──────── DATA FOR THIS EXERCISE
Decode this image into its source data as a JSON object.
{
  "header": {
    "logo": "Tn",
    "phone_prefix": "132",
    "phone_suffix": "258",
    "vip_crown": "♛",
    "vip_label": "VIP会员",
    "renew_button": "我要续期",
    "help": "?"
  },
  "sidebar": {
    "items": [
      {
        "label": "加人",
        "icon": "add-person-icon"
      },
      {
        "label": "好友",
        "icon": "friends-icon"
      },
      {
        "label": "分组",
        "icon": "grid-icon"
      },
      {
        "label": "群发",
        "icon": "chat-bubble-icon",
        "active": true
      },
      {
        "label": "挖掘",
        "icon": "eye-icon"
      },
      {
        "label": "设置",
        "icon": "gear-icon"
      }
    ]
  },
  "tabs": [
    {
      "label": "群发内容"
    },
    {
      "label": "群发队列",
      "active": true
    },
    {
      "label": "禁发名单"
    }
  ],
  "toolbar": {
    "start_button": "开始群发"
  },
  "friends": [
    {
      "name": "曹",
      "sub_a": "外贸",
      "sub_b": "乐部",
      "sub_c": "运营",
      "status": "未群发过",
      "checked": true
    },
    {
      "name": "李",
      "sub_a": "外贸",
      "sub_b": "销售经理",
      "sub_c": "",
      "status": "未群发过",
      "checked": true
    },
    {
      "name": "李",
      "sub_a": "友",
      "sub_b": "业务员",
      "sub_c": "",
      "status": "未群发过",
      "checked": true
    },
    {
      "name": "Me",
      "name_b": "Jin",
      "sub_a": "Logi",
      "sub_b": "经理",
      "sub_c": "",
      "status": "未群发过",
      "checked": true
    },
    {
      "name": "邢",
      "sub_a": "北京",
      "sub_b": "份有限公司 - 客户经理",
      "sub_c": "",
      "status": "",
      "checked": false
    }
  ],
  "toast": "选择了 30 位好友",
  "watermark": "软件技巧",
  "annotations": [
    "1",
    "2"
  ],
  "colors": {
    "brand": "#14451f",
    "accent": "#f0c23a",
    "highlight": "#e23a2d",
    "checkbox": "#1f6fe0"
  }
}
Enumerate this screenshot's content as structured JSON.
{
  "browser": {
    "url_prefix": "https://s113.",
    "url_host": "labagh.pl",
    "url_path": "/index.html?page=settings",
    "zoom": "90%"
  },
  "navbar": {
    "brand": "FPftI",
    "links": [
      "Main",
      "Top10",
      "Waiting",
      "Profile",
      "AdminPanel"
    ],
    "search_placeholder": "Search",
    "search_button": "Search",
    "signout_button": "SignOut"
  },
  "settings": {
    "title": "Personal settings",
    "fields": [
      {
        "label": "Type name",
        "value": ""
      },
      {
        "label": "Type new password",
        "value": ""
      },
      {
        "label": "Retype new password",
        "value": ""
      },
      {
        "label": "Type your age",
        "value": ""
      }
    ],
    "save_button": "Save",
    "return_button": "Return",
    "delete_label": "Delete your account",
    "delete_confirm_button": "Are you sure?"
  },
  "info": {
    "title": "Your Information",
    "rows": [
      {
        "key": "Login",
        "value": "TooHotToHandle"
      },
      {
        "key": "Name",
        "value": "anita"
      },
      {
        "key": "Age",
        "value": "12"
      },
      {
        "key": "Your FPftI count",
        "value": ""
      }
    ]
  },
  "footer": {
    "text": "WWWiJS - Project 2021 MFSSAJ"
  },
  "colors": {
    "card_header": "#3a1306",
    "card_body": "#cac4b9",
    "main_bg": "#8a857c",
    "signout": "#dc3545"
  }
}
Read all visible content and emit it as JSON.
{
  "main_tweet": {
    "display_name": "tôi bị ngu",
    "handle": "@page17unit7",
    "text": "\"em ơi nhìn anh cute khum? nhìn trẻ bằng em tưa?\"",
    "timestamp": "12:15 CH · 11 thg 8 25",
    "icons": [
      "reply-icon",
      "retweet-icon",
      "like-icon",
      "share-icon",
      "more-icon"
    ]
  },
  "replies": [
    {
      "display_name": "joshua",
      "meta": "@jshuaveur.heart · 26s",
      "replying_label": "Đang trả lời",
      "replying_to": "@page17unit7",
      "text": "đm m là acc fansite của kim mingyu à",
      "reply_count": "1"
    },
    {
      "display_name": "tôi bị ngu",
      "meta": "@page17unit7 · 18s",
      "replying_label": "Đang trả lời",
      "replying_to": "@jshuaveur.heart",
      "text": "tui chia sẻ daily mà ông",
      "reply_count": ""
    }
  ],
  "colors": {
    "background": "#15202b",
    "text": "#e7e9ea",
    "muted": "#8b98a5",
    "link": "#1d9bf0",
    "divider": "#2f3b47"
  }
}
────────────────
TASK TO CARRY OUT:
The records above should be restated word for word, please.

EXERCISE RESULT:
Decode this image into its source data as a JSON object.
{
  "header": {
    "logo": "Tn",
    "phone_prefix": "132",
    "phone_suffix": "258",
    "vip_crown": "♛",
    "vip_label": "VIP会员",
    "renew_button": "我要续期",
    "help": "?"
  },
  "sidebar": {
    "items": [
      {
        "label": "加人",
        "icon": "add-person-icon"
      },
      {
        "label": "好友",
        "icon": "friends-icon"
      },
      {
        "label": "分组",
        "icon": "grid-icon"
      },
      {
        "label": "群发",
        "icon": "chat-bubble-icon",
        "active": true
      },
      {
        "label": "挖掘",
        "icon": "eye-icon"
      },
      {
        "label": "设置",
        "icon": "gear-icon"
      }
    ]
  },
  "tabs": [
    {
      "label": "群发内容"
    },
    {
      "label": "群发队列",
      "active": true
    },
    {
      "label": "禁发名单"
    }
  ],
  "toolbar": {
    "start_button": "开始群发"
  },
  "friends": [
    {
      "name": "曹",
      "sub_a": "外贸",
      "sub_b": "乐部",
      "sub_c": "运营",
      "status": "未群发过",
      "checked": true
    },
    {
      "name": "李",
      "sub_a": "外贸",
      "sub_b": "销售经理",
      "sub_c": "",
      "status": "未群发过",
      "checked": true
    },
    {
      "name": "李",
      "sub_a": "友",
      "sub_b": "业务员",
      "sub_c": "",
      "status": "未群发过",
      "checked": true
    },
    {
      "name": "Me",
      "name_b": "Jin",
      "sub_a": "Logi",
      "sub_b": "经理",
      "sub_c": "",
      "status": "未群发过",
      "checked": true
    },
    {
      "name": "邢",
      "sub_a": "北京",
      "sub_b": "份有限公司 - 客户经理",
      "sub_c": "",
      "status": "",
      "checked": false
    }
  ],
  "toast": "选择了 30 位好友",
  "watermark": "软件技巧",
  "annotations": [
    "1",
    "2"
  ],
  "colors": {
    "brand": "#14451f",
    "accent": "#f0c23a",
    "highlight": "#e23a2d",
    "checkbox": "#1f6fe0"
  }
}
Enumerate this screenshot's content as structured JSON.
{
  "browser": {
    "url_prefix": "https://s113.",
    "url_host": "labagh.pl",
    "url_path": "/index.html?page=settings",
    "zoom": "90%"
  },
  "navbar": {
    "brand": "FPftI",
    "links": [
      "Main",
      "Top10",
      "Waiting",
      "Profile",
      "AdminPanel"
    ],
    "search_placeholder": "Search",
    "search_button": "Search",
    "signout_button": "SignOut"
  },
  "settings": {
    "title": "Personal settings",
    "fields": [
      {
        "label": "Type name",
        "value": ""
      },
      {
        "label": "Type new password",
        "value": ""
      },
      {
        "label": "Retype new password",
        "value": ""
      },
      {
        "label": "Type your age",
        "value": ""
      }
    ],
    "save_button": "Save",
    "return_button": "Return",
    "delete_label": "Delete your account",
    "delete_confirm_button": "Are you sure?"
  },
  "info": {
    "title": "Your Information",
    "rows": [
      {
        "key": "Login",
        "value": "TooHotToHandle"
      },
      {
        "key": "Name",
        "value": "anita"
      },
      {
        "key": "Age",
        "value": "12"
      },
      {
        "key": "Your FPftI count",
        "value": ""
      }
    ]
  },
  "footer": {
    "text": "WWWiJS - Project 2021 MFSSAJ"
  },
  "colors": {
    "card_header": "#3a1306",
    "card_body": "#cac4b9",
    "main_bg": "#8a857c",
    "signout": "#dc3545"
  }
}
Read all visible content and emit it as JSON.
{
  "main_tweet": {
    "display_name": "tôi bị ngu",
    "handle": "@page17unit7",
    "text": "\"em ơi nhìn anh cute khum? nhìn trẻ bằng em tưa?\"",
    "timestamp": "12:15 CH · 11 thg 8 25",
    "icons": [
      "reply-icon",
      "retweet-icon",
      "like-icon",
      "share-icon",
      "more-icon"
    ]
  },
  "replies": [
    {
      "display_name": "joshua",
      "meta": "@jshuaveur.heart · 26s",
      "replying_label": "Đang trả lời",
      "replying_to": "@page17unit7",
      "text": "đm m là acc fansite của kim mingyu à",
      "reply_count": "1"
    },
    {
      "display_name": "tôi bị ngu",
      "meta": "@page17unit7 · 18s",
      "replying_label": "Đang trả lời",
      "replying_to": "@jshuaveur.heart",
      "text": "tui chia sẻ daily mà ông",
      "reply_count": ""
    }
  ],
  "colors": {
    "background": "#15202b",
    "text": "#e7e9ea",
    "muted": "#8b98a5",
    "link": "#1d9bf0",
    "divider": "#2f3b47"
  }
}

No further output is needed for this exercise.